**SET PROBLEM:** Read the lines that follow and pick out every one containing the word "转籍手续的".

**LISTED RECORDS:**
_ _ _ _ _ _ _
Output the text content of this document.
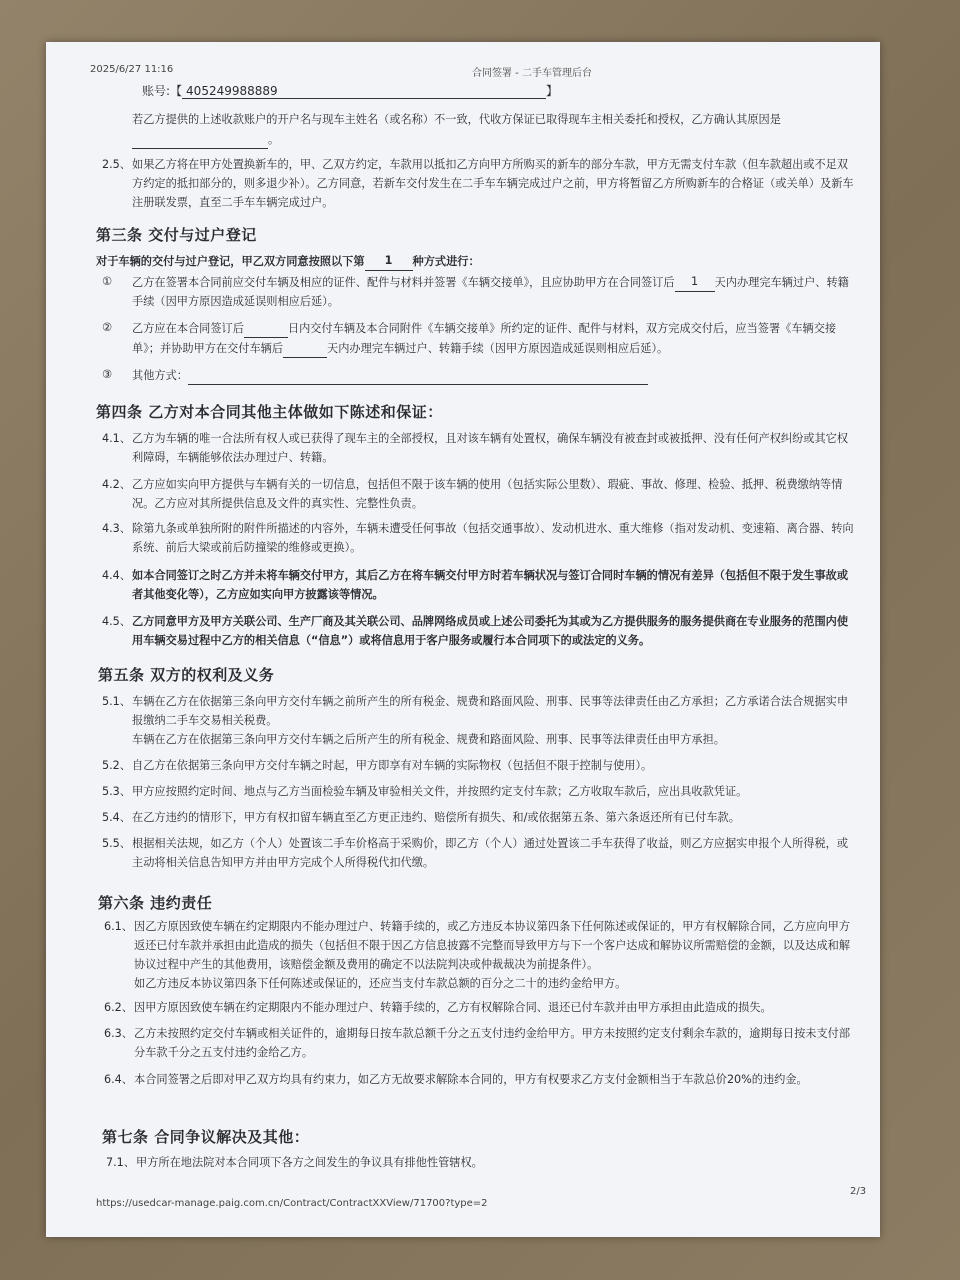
2025/6/27 11:16	合同签署 - 二手车管理后台
账号:【 405249988889	】
若乙方提供的上述收款账户的开户名与现车主姓名（或名称）不一致，代收方保证已取得现车主相关委托和授权，乙方确认其原因是 。
2.5、 如果乙方将在甲方处置换新车的，甲、乙双方约定，车款用以抵扣乙方向甲方所购买的新车的部分车款，甲方无需支付车款（但车款超出或不足双方约定的抵扣部分的，则多退少补）。乙方同意，若新车交付发生在二手车车辆完成过户之前，甲方将暂留乙方所购新车的合格证（或关单）及新车注册联发票，直至二手车车辆完成过户。
第三条 交付与过户登记
对于车辆的交付与过户登记，甲乙双方同意按照以下第 1 种方式进行：
① 乙方在签署本合同前应交付车辆及相应的证件、配件与材料并签署《车辆交接单》，且应协助甲方在合同签订后 1 天内办理完车辆过户、转籍手续（因甲方原因造成延误则相应后延）。
② 乙方应在本合同签订后	日内交付车辆及本合同附件《车辆交接单》所约定的证件、配件与材料，双方完成交付后，应当签署《车辆交接单》；并协助甲方在交付车辆后	天内办理完车辆过户、转籍手续（因甲方原因造成延误则相应后延）。
③ 其他方式：
第四条 乙方对本合同其他主体做如下陈述和保证：
4.1、 乙方为车辆的唯一合法所有权人或已获得了现车主的全部授权，且对该车辆有处置权，确保车辆没有被查封或被抵押、没有任何产权纠纷或其它权利障碍，车辆能够依法办理过户、转籍。
4.2、 乙方应如实向甲方提供与车辆有关的一切信息，包括但不限于该车辆的使用（包括实际公里数）、瑕疵、事故、修理、检验、抵押、税费缴纳等情况。乙方应对其所提供信息及文件的真实性、完整性负责。
4.3、 除第九条或单独所附的附件所描述的内容外，车辆未遭受任何事故（包括交通事故）、发动机进水、重大维修（指对发动机、变速箱、离合器、转向系统、前后大梁或前后防撞梁的维修或更换）。
4.4、 如本合同签订之时乙方并未将车辆交付甲方，其后乙方在将车辆交付甲方时若车辆状况与签订合同时车辆的情况有差异（包括但不限于发生事故或者其他变化等），乙方应如实向甲方披露该等情况。
4.5、 乙方同意甲方及甲方关联公司、生产厂商及其关联公司、品牌网络成员或上述公司委托为其或为乙方提供服务的服务提供商在专业服务的范围内使用车辆交易过程中乙方的相关信息（“信息”）或将信息用于客户服务或履行本合同项下的或法定的义务。
第五条 双方的权利及义务
5.1、 车辆在乙方在依据第三条向甲方交付车辆之前所产生的所有税金、规费和路面风险、刑事、民事等法律责任由乙方承担；乙方承诺合法合规据实申报缴纳二手车交易相关税费。
车辆在乙方在依据第三条向甲方交付车辆之后所产生的所有税金、规费和路面风险、刑事、民事等法律责任由甲方承担。
5.2、 自乙方在依据第三条向甲方交付车辆之时起，甲方即享有对车辆的实际物权（包括但不限于控制与使用）。
5.3、 甲方应按照约定时间、地点与乙方当面检验车辆及审验相关文件，并按照约定支付车款；乙方收取车款后，应出具收款凭证。
5.4、 在乙方违约的情形下，甲方有权扣留车辆直至乙方更正违约、赔偿所有损失、和/或依据第五条、第六条返还所有已付车款。
5.5、 根据相关法规，如乙方（个人）处置该二手车价格高于采购价，即乙方（个人）通过处置该二手车获得了收益，则乙方应据实申报个人所得税，或主动将相关信息告知甲方并由甲方完成个人所得税代扣代缴。
第六条 违约责任
6.1、 因乙方原因致使车辆在约定期限内不能办理过户、转籍手续的，或乙方违反本协议第四条下任何陈述或保证的，甲方有权解除合同，乙方应向甲方返还已付车款并承担由此造成的损失（包括但不限于因乙方信息披露不完整而导致甲方与下一个客户达成和解协议所需赔偿的金额，以及达成和解协议过程中产生的其他费用，该赔偿金额及费用的确定不以法院判决或仲裁裁决为前提条件）。
如乙方违反本协议第四条下任何陈述或保证的，还应当支付车款总额的百分之二十的违约金给甲方。
6.2、 因甲方原因致使车辆在约定期限内不能办理过户、转籍手续的，乙方有权解除合同、退还已付车款并由甲方承担由此造成的损失。
6.3、 乙方未按照约定交付车辆或相关证件的，逾期每日按车款总额千分之五支付违约金给甲方。甲方未按照约定支付剩余车款的，逾期每日按未支付部分车款千分之五支付违约金给乙方。
6.4、 本合同签署之后即对甲乙双方均具有约束力，如乙方无故要求解除本合同的，甲方有权要求乙方支付金额相当于车款总价20%的违约金。
第七条 合同争议解决及其他：
7.1、 甲方所在地法院对本合同项下各方之间发生的争议具有排他性管辖权。
https://usedcar-manage.paig.com.cn/Contract/ContractXXView/71700?type=2
2/3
_ _ _ _ _ _ _
**SOLUTION FOR THIS TASK:**
6.1、 因乙方原因致使车辆在约定期限内不能办理过户、转籍手续的，或乙方违反本协议第四条下任何陈述或保证的，甲方有权解除合同，乙方应向甲方返还已付车款并承担由此造成的损失（包括但不限于因乙方信息披露不完整而导致甲方与下一个客户达成和解协议所需赔偿的金额，以及达成和解协议过程中产生的其他费用，该赔偿金额及费用的确定不以法院判决或仲裁裁决为前提条件）。
6.2、 因甲方原因致使车辆在约定期限内不能办理过户、转籍手续的，乙方有权解除合同、退还已付车款并由甲方承担由此造成的损失。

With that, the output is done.